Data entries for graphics

===

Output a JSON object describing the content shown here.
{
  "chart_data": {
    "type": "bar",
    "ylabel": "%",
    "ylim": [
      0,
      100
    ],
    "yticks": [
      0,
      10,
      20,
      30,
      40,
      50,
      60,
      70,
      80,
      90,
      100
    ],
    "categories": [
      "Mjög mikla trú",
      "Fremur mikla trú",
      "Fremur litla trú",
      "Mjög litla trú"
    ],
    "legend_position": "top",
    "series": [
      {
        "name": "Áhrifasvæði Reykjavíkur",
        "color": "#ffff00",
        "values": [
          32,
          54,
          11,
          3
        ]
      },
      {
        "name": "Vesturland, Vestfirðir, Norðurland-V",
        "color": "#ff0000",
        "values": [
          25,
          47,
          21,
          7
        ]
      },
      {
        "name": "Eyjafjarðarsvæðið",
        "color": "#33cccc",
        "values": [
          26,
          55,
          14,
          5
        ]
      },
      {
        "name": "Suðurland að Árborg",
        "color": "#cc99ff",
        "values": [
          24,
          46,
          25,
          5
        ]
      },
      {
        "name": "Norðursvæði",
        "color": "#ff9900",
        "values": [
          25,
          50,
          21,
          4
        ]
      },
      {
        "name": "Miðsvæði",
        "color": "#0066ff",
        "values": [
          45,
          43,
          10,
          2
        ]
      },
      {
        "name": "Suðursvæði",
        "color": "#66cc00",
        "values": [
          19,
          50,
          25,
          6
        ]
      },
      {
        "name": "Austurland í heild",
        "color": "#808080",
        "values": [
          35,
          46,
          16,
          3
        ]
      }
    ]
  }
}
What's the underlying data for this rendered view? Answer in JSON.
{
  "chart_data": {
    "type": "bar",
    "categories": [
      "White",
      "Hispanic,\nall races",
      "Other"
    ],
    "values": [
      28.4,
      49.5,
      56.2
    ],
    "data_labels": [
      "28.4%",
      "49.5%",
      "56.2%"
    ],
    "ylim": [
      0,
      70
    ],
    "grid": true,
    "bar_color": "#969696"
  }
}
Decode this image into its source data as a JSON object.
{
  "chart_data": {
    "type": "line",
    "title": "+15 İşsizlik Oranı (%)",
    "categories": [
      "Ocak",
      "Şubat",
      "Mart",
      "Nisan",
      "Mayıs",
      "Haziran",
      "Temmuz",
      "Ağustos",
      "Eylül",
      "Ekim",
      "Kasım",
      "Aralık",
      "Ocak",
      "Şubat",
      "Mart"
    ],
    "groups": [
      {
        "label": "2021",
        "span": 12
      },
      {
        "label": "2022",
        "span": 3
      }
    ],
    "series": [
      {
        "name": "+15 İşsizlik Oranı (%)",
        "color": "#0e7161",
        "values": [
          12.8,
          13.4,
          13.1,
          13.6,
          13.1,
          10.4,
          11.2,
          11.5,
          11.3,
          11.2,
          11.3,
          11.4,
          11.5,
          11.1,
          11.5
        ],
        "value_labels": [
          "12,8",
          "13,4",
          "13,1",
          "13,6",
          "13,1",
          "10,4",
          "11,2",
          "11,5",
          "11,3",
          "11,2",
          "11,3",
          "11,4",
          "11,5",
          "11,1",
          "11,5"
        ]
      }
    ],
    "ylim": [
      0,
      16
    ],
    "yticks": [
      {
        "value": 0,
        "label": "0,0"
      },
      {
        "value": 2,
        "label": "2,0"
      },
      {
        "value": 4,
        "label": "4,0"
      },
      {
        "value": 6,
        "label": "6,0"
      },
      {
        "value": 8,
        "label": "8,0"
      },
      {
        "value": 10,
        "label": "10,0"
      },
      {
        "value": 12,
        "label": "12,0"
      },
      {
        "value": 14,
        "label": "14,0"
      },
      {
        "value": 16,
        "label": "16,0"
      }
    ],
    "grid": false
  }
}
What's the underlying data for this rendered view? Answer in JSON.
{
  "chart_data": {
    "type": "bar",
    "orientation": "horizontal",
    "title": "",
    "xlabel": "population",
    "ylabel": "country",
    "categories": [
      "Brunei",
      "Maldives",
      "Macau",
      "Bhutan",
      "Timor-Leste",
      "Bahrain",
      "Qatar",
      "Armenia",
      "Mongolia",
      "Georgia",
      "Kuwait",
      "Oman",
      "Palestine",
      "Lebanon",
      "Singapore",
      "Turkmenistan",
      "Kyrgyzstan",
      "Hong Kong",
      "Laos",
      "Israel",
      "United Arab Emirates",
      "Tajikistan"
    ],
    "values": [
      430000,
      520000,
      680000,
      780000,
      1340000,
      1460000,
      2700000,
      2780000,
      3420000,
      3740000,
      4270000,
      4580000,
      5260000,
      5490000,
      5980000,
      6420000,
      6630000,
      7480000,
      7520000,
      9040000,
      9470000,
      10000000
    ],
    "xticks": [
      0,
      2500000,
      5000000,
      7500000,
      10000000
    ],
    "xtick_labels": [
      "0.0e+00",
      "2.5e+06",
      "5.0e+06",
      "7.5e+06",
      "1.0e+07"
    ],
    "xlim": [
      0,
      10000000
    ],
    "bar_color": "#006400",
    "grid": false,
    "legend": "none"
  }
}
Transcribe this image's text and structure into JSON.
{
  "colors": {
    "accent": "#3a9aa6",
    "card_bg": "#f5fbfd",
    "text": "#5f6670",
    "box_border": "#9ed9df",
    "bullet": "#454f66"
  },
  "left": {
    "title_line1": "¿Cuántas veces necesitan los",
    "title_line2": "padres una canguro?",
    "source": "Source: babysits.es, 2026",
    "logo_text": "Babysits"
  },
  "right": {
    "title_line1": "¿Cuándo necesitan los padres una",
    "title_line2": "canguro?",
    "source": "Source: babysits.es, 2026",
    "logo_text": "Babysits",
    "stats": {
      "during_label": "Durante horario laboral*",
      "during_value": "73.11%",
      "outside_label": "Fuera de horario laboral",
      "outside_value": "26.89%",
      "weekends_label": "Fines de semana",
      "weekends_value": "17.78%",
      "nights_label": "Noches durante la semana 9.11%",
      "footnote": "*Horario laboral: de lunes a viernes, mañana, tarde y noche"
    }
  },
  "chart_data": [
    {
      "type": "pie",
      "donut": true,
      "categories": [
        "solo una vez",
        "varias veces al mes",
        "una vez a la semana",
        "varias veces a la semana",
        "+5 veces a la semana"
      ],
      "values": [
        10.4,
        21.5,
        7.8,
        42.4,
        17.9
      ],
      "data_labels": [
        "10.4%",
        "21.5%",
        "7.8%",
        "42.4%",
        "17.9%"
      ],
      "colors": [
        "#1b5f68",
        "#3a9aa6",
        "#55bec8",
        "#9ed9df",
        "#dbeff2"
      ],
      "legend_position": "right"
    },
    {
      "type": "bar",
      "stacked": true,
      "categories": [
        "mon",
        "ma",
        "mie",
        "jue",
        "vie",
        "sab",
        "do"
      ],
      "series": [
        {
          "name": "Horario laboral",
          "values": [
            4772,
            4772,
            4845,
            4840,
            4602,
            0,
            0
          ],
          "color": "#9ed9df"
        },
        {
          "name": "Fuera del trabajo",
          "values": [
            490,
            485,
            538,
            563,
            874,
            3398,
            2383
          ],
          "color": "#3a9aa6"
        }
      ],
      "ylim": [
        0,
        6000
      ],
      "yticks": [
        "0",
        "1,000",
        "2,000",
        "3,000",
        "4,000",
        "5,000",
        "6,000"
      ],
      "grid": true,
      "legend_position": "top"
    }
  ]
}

===

» **Problem details**
Where a line above contains the word "image", copy that line.

» **Exercise solution**
Decode this image into its source data as a JSON object.
Transcribe this image's text and structure into JSON.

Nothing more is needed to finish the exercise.